----- DATA IN THIS EXERCISE -----
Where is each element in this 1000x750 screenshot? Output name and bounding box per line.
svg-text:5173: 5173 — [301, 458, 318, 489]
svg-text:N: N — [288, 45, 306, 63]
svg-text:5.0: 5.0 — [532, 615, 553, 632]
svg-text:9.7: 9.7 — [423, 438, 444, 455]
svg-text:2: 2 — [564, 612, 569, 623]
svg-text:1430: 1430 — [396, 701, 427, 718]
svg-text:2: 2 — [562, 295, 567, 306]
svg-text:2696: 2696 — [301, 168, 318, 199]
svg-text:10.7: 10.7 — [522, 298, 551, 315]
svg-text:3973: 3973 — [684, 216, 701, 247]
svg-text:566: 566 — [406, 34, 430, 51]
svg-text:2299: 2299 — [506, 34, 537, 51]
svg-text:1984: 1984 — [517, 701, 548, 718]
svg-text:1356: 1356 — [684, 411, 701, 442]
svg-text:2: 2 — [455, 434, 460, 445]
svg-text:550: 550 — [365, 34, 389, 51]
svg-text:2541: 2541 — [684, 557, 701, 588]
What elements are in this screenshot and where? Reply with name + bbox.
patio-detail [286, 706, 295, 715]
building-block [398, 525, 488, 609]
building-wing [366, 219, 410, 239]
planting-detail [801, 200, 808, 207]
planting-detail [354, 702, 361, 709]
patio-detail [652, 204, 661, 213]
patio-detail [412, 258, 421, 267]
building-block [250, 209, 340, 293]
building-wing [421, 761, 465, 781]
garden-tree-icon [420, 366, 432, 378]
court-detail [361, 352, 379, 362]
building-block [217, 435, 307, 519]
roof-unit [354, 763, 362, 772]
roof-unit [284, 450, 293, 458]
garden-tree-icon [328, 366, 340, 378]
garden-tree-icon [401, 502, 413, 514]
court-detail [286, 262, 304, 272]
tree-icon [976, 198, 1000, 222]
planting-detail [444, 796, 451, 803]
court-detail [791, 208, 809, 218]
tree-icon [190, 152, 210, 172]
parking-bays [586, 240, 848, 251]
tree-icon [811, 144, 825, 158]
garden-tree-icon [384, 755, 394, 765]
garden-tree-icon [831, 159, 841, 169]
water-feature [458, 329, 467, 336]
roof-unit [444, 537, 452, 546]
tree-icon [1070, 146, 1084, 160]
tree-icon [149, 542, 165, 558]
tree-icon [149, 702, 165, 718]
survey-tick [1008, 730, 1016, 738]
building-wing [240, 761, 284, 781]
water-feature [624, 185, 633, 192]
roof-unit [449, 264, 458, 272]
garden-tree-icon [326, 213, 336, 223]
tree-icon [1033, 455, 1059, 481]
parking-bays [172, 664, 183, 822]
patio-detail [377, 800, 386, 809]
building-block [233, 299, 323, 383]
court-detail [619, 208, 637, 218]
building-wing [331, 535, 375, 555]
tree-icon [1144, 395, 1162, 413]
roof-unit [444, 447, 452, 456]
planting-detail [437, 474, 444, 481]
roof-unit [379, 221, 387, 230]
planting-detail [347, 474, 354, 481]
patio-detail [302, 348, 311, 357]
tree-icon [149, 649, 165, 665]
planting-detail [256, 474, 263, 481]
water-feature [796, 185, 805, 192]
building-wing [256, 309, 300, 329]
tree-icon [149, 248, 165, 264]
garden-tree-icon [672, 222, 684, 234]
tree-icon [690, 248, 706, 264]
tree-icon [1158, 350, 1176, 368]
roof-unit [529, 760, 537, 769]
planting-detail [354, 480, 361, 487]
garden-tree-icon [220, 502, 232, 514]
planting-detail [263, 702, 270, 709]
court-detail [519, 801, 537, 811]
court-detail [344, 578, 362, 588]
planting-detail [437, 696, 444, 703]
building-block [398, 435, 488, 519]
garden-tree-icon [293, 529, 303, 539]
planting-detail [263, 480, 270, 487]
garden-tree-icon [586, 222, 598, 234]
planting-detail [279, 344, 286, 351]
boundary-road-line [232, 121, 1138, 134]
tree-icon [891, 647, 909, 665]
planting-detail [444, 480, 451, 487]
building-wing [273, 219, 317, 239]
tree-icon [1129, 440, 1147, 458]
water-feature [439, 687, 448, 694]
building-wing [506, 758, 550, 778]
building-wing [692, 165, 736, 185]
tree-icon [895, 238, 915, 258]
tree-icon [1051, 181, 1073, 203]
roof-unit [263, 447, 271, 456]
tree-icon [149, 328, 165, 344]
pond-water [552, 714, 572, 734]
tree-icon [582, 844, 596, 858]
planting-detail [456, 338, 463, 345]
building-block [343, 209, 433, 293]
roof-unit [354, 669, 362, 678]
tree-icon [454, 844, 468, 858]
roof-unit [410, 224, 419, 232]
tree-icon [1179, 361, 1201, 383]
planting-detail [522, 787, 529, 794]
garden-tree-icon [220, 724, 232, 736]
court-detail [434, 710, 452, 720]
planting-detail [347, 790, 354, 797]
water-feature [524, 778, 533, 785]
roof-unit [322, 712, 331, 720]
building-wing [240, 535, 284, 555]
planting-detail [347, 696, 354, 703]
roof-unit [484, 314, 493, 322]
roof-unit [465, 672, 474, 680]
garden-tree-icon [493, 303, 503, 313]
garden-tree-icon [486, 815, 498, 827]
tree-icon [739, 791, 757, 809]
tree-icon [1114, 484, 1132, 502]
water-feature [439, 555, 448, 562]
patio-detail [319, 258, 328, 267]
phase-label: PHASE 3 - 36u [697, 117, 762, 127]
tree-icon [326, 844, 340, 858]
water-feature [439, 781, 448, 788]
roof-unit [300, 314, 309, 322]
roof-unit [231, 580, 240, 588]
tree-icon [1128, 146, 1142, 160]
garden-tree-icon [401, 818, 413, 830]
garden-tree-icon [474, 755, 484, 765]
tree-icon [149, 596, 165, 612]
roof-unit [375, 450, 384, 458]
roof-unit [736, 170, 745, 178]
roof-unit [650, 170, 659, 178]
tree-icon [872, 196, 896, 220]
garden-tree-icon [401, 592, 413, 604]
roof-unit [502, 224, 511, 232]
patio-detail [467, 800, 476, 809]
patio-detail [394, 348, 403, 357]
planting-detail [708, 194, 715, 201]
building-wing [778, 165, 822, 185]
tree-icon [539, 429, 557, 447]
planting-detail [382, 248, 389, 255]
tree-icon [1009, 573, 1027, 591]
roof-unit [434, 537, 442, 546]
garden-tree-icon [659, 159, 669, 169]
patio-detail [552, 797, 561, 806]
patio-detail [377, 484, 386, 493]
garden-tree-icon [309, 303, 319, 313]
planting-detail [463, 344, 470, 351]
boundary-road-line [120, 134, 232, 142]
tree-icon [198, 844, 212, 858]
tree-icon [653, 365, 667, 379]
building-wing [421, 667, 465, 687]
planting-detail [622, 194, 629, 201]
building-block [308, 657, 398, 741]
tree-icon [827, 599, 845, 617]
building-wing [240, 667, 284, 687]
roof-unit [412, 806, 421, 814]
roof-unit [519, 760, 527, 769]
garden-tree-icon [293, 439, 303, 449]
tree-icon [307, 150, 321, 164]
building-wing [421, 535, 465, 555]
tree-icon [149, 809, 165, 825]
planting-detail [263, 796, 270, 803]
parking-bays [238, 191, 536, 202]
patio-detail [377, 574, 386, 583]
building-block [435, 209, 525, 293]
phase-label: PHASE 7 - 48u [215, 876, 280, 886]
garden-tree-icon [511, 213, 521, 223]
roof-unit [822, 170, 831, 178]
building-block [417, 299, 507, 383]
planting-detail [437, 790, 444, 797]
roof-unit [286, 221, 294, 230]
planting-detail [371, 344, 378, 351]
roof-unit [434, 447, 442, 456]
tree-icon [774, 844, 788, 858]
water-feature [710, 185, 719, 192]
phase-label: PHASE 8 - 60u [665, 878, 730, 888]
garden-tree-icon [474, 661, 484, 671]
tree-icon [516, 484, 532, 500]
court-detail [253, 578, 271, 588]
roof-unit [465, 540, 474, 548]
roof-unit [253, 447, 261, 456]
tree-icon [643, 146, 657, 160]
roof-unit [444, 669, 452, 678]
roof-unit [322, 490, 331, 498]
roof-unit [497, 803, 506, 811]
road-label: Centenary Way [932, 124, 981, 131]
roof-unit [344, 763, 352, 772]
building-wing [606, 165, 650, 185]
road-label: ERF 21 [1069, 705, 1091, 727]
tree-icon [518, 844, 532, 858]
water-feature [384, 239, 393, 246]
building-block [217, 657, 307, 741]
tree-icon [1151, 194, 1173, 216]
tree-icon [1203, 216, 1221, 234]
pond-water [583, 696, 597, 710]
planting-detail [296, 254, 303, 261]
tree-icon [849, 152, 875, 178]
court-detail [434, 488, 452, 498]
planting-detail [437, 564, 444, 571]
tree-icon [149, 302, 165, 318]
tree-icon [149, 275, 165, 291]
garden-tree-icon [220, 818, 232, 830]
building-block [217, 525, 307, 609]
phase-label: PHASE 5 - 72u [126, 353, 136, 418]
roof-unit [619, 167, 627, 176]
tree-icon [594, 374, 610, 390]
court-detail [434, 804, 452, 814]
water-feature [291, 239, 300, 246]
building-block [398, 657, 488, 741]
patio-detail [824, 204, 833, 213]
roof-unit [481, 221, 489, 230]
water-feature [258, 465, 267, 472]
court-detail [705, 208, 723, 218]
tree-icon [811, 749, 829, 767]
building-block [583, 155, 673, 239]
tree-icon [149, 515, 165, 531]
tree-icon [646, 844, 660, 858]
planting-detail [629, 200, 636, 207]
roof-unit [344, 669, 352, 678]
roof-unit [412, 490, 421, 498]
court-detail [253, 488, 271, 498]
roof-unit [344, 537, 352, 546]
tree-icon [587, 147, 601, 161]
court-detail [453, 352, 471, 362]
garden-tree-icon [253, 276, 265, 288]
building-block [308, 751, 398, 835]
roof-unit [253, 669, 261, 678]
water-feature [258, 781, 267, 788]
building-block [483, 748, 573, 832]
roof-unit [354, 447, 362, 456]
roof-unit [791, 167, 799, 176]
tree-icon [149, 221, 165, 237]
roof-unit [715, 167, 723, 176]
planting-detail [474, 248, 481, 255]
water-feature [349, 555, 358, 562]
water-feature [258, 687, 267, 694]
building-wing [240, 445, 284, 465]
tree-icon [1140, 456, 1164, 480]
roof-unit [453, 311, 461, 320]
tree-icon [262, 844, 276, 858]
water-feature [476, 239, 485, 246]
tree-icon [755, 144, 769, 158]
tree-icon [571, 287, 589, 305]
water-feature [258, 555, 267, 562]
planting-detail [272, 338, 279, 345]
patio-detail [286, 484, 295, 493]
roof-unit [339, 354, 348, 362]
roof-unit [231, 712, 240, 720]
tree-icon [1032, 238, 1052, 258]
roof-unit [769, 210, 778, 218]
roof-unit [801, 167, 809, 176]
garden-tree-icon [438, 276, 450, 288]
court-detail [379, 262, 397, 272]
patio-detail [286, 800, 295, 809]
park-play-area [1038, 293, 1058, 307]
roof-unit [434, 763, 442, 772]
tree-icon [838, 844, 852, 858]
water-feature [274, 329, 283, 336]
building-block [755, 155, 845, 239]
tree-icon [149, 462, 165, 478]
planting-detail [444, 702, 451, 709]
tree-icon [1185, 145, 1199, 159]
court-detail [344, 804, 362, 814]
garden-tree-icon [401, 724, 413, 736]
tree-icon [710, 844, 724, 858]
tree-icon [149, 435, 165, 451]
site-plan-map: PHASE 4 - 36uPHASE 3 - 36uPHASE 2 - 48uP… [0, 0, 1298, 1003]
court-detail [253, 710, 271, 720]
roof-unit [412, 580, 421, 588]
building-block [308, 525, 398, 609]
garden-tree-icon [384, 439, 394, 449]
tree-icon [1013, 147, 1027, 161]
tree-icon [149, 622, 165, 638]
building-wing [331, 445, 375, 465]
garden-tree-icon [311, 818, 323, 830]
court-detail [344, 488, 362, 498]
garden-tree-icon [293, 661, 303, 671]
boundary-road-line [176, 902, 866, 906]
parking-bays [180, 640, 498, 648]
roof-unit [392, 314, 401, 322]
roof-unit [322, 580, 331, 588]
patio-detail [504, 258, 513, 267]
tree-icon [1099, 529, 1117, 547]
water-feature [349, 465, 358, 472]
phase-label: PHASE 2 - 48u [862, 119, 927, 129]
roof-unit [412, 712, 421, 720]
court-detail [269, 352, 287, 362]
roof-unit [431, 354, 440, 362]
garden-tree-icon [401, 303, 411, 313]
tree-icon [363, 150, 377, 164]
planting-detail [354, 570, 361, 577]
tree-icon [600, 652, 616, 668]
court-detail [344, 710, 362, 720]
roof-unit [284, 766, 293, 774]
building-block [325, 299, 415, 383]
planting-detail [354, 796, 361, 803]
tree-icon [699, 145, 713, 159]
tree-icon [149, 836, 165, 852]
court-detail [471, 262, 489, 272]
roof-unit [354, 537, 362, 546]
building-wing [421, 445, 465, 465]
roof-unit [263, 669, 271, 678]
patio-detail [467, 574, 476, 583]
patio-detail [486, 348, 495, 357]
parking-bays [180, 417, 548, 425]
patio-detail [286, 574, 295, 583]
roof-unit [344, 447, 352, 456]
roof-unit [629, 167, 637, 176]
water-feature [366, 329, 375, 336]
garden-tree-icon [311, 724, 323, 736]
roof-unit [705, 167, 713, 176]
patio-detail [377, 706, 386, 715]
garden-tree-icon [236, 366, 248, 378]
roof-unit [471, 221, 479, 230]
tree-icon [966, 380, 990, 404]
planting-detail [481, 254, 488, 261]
-----
#### TASK STATEMENT
Write out the records above from their first line up to and including the line with "roof-unit [444, 537, 452, 546]".

#### RESPONSE TO THIS TASK
Where is each element in this 1000x750 screenshot? Output name and bounding box per line.
svg-text:5173: 5173 — [301, 458, 318, 489]
svg-text:N: N — [288, 45, 306, 63]
svg-text:5.0: 5.0 — [532, 615, 553, 632]
svg-text:9.7: 9.7 — [423, 438, 444, 455]
svg-text:2: 2 — [564, 612, 569, 623]
svg-text:1430: 1430 — [396, 701, 427, 718]
svg-text:2: 2 — [562, 295, 567, 306]
svg-text:2696: 2696 — [301, 168, 318, 199]
svg-text:10.7: 10.7 — [522, 298, 551, 315]
svg-text:3973: 3973 — [684, 216, 701, 247]
svg-text:566: 566 — [406, 34, 430, 51]
svg-text:2299: 2299 — [506, 34, 537, 51]
svg-text:1984: 1984 — [517, 701, 548, 718]
svg-text:1356: 1356 — [684, 411, 701, 442]
svg-text:2: 2 — [455, 434, 460, 445]
svg-text:550: 550 — [365, 34, 389, 51]
svg-text:2541: 2541 — [684, 557, 701, 588]
What elements are in this screenshot and where? Reply with name + bbox.
patio-detail [286, 706, 295, 715]
building-block [398, 525, 488, 609]
building-wing [366, 219, 410, 239]
planting-detail [801, 200, 808, 207]
planting-detail [354, 702, 361, 709]
patio-detail [652, 204, 661, 213]
patio-detail [412, 258, 421, 267]
building-block [250, 209, 340, 293]
building-wing [421, 761, 465, 781]
garden-tree-icon [420, 366, 432, 378]
court-detail [361, 352, 379, 362]
building-block [217, 435, 307, 519]
roof-unit [354, 763, 362, 772]
roof-unit [284, 450, 293, 458]
garden-tree-icon [328, 366, 340, 378]
garden-tree-icon [401, 502, 413, 514]
court-detail [286, 262, 304, 272]
tree-icon [976, 198, 1000, 222]
planting-detail [444, 796, 451, 803]
court-detail [791, 208, 809, 218]
tree-icon [190, 152, 210, 172]
parking-bays [586, 240, 848, 251]
tree-icon [811, 144, 825, 158]
garden-tree-icon [384, 755, 394, 765]
garden-tree-icon [831, 159, 841, 169]
water-feature [458, 329, 467, 336]
roof-unit [444, 537, 452, 546]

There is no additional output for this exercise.